Give back each entry unchanged, minus pictures.

- - - - -

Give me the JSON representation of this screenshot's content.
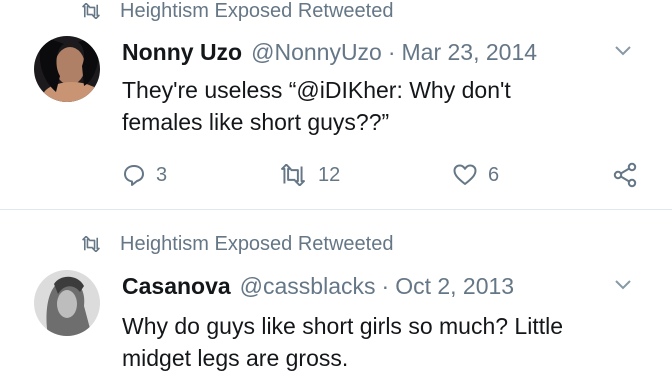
{
  "tweets": [
    {
      "retweeted_by": "Heightism Exposed Retweeted",
      "name": "Nonny Uzo",
      "handle": "@NonnyUzo",
      "separator": "·",
      "date": "Mar 23, 2014",
      "text_line1": "They're useless “@iDIKher: Why don't",
      "text_line2": "females like short guys??”",
      "replies": "3",
      "retweets": "12",
      "likes": "6"
    },
    {
      "retweeted_by": "Heightism Exposed Retweeted",
      "name": "Casanova",
      "handle": "@cassblacks",
      "separator": "·",
      "date": "Oct 2, 2013",
      "text_line1": "Why do guys like short girls so much? Little",
      "text_line2": "midget legs are gross."
    }
  ],
  "icons": {
    "retweet": "retweet-icon",
    "reply": "reply-icon",
    "like": "heart-icon",
    "share": "share-icon",
    "more": "chevron-down-icon"
  },
  "colors": {
    "text_primary": "#14171a",
    "text_secondary": "#657786",
    "divider": "#e1e8ed"
  }
}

- - - - -

• _TASK RESULT_:
Give me the JSON representation of this screenshot's content.
{
  "tweets": [
    {
      "retweeted_by": "Heightism Exposed Retweeted",
      "name": "Nonny Uzo",
      "handle": "@NonnyUzo",
      "separator": "·",
      "date": "Mar 23, 2014",
      "text_line1": "They're useless “@iDIKher: Why don't",
      "text_line2": "females like short guys??”",
      "replies": "3",
      "retweets": "12",
      "likes": "6"
    },
    {
      "retweeted_by": "Heightism Exposed Retweeted",
      "name": "Casanova",
      "handle": "@cassblacks",
      "separator": "·",
      "date": "Oct 2, 2013",
      "text_line1": "Why do guys like short girls so much? Little",
      "text_line2": "midget legs are gross."
    }
  ],
  "icons": {
    "retweet": "retweet-icon",
    "reply": "reply-icon",
    "like": "heart-icon",
    "share": "share-icon",
    "more": "chevron-down-icon"
  },
  "colors": {
    "text_primary": "#14171a",
    "text_secondary": "#657786",
    "divider": "#e1e8ed"
  }
}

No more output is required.